* **Exercise objective**: Starting with the line that contains "List all visible" and going on through the line that contains "y-tick-label: 2,20 (15, 117, 37, 128)", turn the items below into a numbered list, skipping blank lines and leaving out the pictures.

# Start of Data for this exercise

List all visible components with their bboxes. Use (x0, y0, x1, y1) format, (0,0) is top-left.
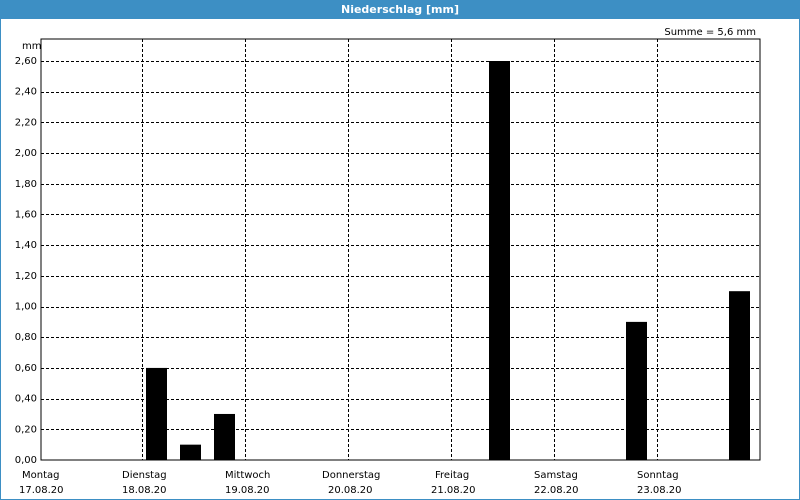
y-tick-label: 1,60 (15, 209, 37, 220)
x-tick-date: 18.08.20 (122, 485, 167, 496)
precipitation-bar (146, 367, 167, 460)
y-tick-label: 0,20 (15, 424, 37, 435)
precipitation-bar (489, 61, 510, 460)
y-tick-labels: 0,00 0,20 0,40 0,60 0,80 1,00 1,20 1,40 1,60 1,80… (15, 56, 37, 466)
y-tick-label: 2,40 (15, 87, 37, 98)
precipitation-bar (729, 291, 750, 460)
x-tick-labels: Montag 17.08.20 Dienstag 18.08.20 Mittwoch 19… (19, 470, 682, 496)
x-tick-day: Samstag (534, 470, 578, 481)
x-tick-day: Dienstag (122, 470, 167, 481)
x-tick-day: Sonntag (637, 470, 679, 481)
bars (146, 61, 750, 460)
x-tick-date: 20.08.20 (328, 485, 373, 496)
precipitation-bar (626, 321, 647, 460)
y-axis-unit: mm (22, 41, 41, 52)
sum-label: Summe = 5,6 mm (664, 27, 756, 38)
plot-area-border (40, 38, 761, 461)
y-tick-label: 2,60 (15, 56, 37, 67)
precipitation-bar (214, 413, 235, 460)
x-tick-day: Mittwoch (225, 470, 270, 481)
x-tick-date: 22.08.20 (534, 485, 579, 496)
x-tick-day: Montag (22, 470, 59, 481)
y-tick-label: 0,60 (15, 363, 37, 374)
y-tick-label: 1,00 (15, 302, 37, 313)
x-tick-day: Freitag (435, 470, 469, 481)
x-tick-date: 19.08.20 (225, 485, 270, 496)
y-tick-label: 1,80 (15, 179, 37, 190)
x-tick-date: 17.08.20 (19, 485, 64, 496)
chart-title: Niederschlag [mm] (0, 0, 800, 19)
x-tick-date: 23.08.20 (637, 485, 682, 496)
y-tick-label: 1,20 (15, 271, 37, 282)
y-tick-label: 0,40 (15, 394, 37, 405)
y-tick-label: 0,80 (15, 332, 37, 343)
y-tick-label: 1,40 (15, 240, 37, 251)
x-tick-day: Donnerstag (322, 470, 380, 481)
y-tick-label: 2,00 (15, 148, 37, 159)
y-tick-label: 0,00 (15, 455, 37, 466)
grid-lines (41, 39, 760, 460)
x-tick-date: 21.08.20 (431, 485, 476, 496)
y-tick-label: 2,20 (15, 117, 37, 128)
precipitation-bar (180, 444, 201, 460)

# End of Data for this exercise
# Start of Data for this exercise

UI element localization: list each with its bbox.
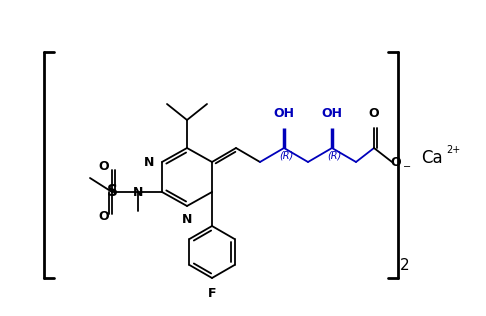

# End of Data for this exercise

* **Exercise response**:
1. List all visible components with their bboxes. Use (x0, y0, x1, y1) format, (0,0) is top-left.
2. y-tick-label: 1,60 (15, 209, 37, 220)
3. x-tick-date: 18.08.20 (122, 485, 167, 496)
4. precipitation-bar (146, 367, 167, 460)
5. y-tick-label: 0,20 (15, 424, 37, 435)
6. precipitation-bar (489, 61, 510, 460)
7. y-tick-labels: 0,00 0,20 0,40 0,60 0,80 1,00 1,20 1,40 1,60 1,80… (15, 56, 37, 466)
8. y-tick-label: 2,40 (15, 87, 37, 98)
9. precipitation-bar (729, 291, 750, 460)
10. x-tick-labels: Montag 17.08.20 Dienstag 18.08.20 Mittwoch 19… (19, 470, 682, 496)
11. x-tick-day: Samstag (534, 470, 578, 481)
12. x-tick-day: Dienstag (122, 470, 167, 481)
13. x-tick-day: Sonntag (637, 470, 679, 481)
14. bars (146, 61, 750, 460)
15. x-tick-date: 20.08.20 (328, 485, 373, 496)
16. precipitation-bar (626, 321, 647, 460)
17. y-axis-unit: mm (22, 41, 41, 52)
18. sum-label: Summe = 5,6 mm (664, 27, 756, 38)
19. plot-area-border (40, 38, 761, 461)
20. y-tick-label: 2,60 (15, 56, 37, 67)
21. precipitation-bar (214, 413, 235, 460)
22. x-tick-day: Mittwoch (225, 470, 270, 481)
23. x-tick-date: 22.08.20 (534, 485, 579, 496)
24. x-tick-day: Montag (22, 470, 59, 481)
25. y-tick-label: 0,60 (15, 363, 37, 374)
26. y-tick-label: 1,00 (15, 302, 37, 313)
27. x-tick-day: Freitag (435, 470, 469, 481)
28. x-tick-date: 19.08.20 (225, 485, 270, 496)
29. y-tick-label: 1,80 (15, 179, 37, 190)
30. x-tick-date: 17.08.20 (19, 485, 64, 496)
31. chart-title: Niederschlag [mm] (0, 0, 800, 19)
32. x-tick-date: 23.08.20 (637, 485, 682, 496)
33. y-tick-label: 1,20 (15, 271, 37, 282)
34. y-tick-label: 0,40 (15, 394, 37, 405)
35. y-tick-label: 0,80 (15, 332, 37, 343)
36. y-tick-label: 1,40 (15, 240, 37, 251)
37. x-tick-day: Donnerstag (322, 470, 380, 481)
38. y-tick-label: 2,00 (15, 148, 37, 159)
39. y-tick-label: 0,00 (15, 455, 37, 466)
40. grid-lines (41, 39, 760, 460)
41. x-tick-date: 21.08.20 (431, 485, 476, 496)
42. y-tick-label: 2,20 (15, 117, 37, 128)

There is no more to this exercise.